** START MATERIAL SHOWN **
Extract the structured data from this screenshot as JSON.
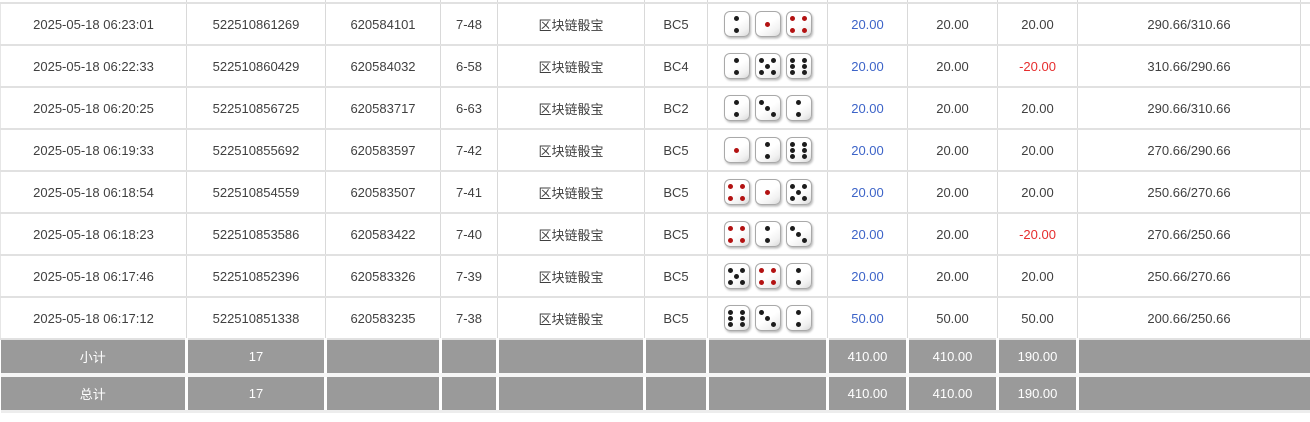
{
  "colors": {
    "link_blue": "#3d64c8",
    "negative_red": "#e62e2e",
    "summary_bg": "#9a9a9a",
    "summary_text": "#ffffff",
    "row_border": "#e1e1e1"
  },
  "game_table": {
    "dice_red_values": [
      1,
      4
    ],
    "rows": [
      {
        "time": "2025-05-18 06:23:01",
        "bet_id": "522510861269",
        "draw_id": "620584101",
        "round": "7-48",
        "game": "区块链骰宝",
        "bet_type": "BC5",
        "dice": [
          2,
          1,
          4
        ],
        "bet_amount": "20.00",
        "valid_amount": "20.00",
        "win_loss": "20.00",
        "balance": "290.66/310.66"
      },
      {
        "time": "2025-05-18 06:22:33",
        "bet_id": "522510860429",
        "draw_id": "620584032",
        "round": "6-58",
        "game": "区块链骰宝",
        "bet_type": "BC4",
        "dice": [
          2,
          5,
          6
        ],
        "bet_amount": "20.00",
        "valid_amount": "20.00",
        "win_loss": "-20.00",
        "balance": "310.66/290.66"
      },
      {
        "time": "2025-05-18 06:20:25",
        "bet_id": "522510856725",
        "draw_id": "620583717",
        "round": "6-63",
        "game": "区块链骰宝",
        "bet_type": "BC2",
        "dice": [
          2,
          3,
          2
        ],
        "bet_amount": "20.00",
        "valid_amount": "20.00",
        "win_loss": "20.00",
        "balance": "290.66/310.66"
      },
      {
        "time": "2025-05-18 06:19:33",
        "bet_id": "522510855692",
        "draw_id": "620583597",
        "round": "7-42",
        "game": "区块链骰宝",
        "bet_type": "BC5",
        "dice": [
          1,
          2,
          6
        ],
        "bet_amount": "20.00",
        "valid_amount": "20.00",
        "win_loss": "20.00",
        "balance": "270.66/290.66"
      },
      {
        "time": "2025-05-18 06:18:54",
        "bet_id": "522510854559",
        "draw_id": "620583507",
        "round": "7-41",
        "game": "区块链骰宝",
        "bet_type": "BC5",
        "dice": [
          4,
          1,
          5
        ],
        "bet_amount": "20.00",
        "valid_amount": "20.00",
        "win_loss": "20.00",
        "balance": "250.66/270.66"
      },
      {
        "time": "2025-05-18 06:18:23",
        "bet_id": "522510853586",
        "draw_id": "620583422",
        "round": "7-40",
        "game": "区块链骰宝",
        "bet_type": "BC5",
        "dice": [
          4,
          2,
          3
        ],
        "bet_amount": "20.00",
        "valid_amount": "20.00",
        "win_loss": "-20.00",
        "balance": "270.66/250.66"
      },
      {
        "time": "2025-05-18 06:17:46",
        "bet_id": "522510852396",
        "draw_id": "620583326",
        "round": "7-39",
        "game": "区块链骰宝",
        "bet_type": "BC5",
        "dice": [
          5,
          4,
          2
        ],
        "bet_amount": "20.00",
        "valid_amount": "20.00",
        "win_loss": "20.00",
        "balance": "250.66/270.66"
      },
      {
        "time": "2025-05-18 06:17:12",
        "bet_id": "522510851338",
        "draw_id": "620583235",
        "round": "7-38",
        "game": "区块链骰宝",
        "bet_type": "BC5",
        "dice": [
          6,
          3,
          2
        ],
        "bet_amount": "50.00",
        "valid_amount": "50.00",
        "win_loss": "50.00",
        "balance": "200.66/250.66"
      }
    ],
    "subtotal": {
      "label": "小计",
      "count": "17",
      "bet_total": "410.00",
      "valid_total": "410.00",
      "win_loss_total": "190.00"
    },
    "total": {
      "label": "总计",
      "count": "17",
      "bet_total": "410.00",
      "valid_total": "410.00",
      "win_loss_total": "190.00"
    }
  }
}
** END MATERIAL SHOWN **
** START MATERIAL SHOWN **
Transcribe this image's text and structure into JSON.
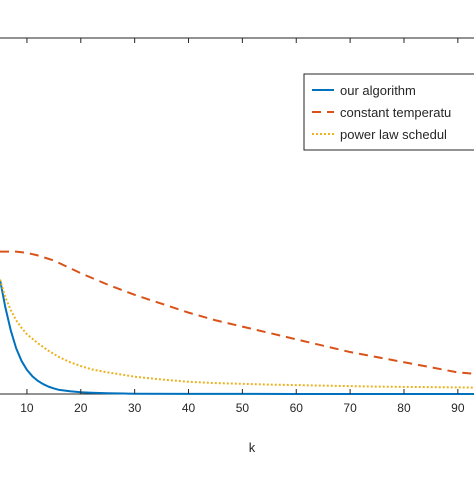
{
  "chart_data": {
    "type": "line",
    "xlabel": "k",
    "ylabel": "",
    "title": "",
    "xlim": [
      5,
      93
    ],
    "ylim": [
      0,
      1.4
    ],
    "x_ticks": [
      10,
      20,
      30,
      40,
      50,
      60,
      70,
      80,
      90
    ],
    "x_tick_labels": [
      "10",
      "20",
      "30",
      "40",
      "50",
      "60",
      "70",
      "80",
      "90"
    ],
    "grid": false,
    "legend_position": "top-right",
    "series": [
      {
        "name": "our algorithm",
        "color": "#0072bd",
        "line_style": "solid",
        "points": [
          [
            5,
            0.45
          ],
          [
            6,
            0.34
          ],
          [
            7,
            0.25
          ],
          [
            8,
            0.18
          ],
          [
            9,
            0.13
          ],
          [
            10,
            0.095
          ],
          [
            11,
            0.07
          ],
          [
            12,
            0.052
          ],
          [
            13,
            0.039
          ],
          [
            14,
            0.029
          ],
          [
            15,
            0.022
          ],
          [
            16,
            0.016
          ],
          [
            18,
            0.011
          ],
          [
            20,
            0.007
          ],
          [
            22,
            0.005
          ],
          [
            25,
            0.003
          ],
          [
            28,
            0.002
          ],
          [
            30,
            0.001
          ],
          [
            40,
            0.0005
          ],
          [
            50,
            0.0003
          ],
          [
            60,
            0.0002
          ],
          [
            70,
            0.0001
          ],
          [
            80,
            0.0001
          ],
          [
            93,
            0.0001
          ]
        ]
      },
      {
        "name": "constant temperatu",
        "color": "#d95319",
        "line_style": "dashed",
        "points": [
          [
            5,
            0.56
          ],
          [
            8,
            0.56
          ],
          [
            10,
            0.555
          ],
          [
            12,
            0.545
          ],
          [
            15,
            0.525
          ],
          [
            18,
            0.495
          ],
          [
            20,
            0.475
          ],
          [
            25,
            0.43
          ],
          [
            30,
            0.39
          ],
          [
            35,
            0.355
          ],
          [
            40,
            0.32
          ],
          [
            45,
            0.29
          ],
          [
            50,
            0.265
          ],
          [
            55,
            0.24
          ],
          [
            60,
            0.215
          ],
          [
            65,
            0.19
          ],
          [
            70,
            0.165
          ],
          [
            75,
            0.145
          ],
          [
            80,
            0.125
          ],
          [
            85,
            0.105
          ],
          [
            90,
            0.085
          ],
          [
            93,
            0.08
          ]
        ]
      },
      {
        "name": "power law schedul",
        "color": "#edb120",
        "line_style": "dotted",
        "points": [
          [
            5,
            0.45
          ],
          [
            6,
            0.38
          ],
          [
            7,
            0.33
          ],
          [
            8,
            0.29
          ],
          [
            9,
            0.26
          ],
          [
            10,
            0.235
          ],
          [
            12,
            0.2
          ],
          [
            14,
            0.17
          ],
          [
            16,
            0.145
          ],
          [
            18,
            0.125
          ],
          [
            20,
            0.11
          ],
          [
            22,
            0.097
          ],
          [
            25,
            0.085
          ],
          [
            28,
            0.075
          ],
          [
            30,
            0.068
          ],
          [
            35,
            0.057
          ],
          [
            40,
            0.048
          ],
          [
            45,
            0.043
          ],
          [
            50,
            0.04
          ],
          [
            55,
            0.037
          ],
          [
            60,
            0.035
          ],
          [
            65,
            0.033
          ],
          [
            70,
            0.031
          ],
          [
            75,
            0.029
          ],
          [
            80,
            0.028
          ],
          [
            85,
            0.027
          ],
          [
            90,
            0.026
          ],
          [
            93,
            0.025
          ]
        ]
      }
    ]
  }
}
** END MATERIAL SHOWN **
** START MATERIAL SHOWN **
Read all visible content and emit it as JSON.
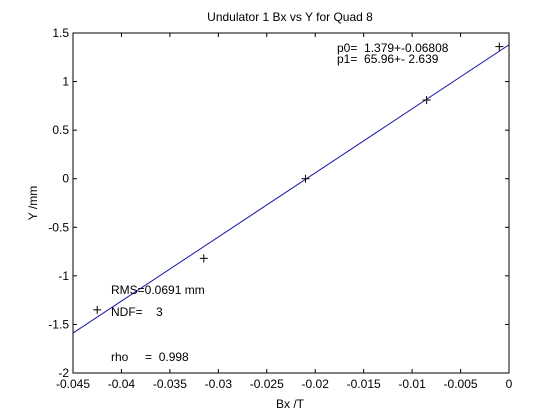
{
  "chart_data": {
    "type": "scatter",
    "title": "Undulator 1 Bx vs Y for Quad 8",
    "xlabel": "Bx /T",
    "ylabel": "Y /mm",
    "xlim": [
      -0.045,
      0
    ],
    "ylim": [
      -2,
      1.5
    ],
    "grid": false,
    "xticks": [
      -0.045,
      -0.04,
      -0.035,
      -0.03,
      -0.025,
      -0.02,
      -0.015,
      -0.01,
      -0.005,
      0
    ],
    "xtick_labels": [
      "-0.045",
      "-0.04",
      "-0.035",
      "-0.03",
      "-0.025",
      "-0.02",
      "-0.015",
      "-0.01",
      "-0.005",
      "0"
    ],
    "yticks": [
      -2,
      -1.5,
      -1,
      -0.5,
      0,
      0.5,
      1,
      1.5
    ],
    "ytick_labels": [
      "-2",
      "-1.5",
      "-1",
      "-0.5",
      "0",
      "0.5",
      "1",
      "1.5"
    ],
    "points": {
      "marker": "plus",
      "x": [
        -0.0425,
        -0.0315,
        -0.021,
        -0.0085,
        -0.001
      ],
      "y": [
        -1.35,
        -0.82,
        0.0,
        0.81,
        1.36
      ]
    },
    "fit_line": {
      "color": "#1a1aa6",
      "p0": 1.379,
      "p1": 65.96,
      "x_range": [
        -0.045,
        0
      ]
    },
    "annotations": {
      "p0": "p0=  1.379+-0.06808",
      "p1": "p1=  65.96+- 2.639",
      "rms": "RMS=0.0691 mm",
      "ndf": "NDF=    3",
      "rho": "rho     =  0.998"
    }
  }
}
** END MATERIAL SHOWN **
## STATED TASK
From the listing above, return each line with the word "name".

## TASK OUTPUT
        "name": "our algorithm",
        "name": "constant temperatu",
        "name": "power law schedul",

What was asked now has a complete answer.